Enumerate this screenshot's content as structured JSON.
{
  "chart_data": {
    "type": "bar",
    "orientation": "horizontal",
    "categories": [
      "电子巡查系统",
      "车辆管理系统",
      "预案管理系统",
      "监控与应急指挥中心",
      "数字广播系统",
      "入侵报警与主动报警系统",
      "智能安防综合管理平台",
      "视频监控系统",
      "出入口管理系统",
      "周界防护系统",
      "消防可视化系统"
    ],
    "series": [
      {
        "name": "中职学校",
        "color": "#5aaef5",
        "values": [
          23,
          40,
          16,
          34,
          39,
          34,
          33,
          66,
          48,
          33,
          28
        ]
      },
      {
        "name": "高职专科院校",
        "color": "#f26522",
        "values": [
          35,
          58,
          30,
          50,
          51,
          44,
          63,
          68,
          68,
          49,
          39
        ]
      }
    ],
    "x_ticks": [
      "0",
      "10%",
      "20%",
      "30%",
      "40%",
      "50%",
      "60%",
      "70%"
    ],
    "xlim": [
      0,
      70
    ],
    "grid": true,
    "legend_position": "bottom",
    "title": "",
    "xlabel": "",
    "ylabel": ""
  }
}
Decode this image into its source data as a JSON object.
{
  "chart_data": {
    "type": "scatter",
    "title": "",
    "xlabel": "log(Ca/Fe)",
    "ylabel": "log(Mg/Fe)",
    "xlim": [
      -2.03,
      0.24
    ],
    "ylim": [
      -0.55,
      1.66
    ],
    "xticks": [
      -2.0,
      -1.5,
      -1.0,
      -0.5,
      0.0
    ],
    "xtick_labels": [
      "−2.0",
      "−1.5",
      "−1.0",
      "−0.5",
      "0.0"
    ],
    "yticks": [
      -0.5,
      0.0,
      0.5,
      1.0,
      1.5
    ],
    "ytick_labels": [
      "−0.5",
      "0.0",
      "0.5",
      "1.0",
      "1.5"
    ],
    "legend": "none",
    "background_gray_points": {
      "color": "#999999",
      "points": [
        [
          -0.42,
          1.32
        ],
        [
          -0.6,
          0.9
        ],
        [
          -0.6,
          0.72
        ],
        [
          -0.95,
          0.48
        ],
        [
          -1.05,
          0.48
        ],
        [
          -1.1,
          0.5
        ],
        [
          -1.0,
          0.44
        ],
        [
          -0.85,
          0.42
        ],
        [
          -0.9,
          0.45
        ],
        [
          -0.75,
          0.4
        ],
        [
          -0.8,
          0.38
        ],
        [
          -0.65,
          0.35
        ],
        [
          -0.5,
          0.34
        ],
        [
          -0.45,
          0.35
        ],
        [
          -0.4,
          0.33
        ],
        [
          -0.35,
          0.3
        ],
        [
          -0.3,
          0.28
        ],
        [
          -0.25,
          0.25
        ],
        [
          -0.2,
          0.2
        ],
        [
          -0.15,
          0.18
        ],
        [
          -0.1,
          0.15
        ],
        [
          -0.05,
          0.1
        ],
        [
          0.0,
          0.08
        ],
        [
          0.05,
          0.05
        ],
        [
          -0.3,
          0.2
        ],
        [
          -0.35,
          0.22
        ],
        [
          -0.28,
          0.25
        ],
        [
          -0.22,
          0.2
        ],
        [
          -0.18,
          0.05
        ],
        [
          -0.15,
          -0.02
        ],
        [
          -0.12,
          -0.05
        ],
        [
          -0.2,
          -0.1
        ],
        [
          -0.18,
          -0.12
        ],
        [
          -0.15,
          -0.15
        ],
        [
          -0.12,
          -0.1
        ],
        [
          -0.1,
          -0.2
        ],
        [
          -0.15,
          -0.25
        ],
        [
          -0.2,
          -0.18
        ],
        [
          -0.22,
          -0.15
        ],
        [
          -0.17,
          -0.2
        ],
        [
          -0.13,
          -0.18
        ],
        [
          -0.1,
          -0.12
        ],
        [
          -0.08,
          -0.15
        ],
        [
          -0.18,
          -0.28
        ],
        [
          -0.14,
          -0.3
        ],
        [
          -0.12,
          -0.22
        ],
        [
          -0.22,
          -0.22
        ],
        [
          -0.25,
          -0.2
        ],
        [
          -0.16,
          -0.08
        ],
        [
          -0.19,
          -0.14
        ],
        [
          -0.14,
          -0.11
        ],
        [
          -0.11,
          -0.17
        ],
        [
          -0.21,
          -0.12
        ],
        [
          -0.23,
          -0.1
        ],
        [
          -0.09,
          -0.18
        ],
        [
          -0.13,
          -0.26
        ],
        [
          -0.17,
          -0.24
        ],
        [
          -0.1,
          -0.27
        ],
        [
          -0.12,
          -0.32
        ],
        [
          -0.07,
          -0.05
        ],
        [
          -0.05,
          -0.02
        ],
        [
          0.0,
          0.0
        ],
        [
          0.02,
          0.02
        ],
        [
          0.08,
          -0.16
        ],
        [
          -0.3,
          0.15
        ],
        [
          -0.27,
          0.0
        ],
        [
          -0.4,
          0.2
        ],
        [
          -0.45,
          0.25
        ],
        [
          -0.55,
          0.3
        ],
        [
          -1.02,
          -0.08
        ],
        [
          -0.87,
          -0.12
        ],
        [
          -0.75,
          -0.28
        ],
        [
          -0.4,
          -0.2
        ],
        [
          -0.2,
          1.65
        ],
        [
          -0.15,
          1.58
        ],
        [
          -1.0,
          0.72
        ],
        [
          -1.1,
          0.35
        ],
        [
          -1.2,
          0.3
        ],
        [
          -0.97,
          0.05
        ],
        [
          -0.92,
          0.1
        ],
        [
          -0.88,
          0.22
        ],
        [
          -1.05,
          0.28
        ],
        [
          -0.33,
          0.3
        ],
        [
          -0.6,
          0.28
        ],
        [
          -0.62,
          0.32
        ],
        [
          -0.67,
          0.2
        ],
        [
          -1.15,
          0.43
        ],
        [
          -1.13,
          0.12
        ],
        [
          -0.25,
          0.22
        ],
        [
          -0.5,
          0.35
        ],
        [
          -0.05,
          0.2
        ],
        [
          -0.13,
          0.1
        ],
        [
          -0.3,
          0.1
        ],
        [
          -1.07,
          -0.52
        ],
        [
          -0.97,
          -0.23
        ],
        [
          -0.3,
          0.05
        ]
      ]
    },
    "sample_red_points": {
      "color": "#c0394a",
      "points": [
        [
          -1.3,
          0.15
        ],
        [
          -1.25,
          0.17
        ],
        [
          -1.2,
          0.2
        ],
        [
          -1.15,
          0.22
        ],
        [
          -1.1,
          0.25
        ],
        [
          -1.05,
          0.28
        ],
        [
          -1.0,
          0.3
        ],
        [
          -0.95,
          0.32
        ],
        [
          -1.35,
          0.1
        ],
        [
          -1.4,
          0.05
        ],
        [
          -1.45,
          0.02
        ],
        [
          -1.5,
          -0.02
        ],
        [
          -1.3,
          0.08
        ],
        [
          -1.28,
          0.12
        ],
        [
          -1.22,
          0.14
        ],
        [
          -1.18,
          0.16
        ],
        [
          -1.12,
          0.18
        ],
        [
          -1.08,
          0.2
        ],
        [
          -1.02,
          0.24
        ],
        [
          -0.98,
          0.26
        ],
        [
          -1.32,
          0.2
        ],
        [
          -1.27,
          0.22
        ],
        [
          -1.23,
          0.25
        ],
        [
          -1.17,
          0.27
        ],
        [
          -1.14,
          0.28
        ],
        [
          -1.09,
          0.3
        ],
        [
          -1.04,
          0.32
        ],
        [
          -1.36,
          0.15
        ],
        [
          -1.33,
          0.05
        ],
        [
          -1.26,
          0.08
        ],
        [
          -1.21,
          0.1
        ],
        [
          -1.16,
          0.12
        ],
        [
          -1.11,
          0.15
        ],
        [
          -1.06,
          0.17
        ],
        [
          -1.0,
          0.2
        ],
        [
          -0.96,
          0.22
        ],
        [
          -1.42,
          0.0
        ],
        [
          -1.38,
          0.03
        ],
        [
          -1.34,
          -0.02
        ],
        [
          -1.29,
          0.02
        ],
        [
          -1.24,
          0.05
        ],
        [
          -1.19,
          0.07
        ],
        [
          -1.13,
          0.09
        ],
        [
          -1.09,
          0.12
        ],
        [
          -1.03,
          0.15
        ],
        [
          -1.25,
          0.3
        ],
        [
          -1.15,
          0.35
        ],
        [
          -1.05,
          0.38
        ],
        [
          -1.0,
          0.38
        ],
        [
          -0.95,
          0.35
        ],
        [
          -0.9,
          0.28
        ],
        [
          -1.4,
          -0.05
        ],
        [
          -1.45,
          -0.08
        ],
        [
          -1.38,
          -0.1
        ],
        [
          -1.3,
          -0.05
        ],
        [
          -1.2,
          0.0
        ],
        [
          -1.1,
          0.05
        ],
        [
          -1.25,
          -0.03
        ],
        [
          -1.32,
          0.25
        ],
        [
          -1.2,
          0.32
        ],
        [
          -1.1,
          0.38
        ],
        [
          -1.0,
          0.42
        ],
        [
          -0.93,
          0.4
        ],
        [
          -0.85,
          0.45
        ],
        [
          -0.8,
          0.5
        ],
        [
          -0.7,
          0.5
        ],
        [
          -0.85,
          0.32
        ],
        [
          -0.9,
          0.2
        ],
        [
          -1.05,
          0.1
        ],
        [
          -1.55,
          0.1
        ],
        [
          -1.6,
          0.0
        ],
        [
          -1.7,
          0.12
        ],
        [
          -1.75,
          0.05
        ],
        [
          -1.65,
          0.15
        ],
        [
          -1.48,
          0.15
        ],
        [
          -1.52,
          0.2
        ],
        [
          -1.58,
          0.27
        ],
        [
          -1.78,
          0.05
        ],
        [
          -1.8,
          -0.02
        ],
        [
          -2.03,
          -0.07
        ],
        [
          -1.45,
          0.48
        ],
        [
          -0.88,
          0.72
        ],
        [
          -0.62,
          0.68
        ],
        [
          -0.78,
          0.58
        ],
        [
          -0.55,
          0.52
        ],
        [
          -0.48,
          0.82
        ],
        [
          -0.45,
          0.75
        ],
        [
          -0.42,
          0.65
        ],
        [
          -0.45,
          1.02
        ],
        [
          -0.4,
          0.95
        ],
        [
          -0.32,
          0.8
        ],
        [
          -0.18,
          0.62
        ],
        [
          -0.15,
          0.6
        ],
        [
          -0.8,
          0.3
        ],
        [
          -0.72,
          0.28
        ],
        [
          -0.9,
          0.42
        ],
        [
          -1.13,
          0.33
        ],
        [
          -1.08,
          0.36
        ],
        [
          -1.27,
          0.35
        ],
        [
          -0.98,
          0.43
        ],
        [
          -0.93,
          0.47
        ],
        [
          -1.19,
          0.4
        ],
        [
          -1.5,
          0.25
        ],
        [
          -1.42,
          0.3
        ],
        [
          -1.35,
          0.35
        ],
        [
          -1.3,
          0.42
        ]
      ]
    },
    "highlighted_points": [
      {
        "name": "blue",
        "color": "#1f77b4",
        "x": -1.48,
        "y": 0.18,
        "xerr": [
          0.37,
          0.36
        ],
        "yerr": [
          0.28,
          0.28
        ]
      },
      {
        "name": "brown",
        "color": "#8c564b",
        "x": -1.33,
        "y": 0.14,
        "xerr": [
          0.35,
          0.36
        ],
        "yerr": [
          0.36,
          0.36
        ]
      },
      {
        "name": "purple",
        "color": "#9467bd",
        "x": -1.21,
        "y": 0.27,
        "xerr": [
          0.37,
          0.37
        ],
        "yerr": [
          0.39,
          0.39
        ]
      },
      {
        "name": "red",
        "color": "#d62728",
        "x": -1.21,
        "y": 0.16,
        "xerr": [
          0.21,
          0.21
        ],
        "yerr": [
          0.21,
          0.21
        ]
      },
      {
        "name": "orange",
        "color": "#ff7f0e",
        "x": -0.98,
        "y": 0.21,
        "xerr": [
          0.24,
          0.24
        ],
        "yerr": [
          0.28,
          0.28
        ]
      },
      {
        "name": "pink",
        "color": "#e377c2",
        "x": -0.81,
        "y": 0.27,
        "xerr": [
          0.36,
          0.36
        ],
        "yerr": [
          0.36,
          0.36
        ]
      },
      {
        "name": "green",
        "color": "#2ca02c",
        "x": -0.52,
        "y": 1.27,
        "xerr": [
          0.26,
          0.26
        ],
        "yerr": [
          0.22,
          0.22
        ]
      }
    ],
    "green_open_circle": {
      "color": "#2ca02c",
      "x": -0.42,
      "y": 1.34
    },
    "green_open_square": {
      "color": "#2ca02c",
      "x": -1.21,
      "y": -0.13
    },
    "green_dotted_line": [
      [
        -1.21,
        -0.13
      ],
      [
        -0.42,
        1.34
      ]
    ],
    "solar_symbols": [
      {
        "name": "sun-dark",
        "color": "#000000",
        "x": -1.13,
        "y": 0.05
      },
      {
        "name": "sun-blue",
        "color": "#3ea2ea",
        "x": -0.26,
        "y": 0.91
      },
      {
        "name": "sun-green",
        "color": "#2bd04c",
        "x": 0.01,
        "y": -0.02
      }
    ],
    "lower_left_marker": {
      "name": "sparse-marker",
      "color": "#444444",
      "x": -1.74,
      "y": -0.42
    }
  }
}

*****

## [THE PROBLEM]
From the data above, copy each line where the string "JSON" appears.

## [WRITTEN SOLUTION]
Enumerate this screenshot's content as structured JSON.
Decode this image into its source data as a JSON object.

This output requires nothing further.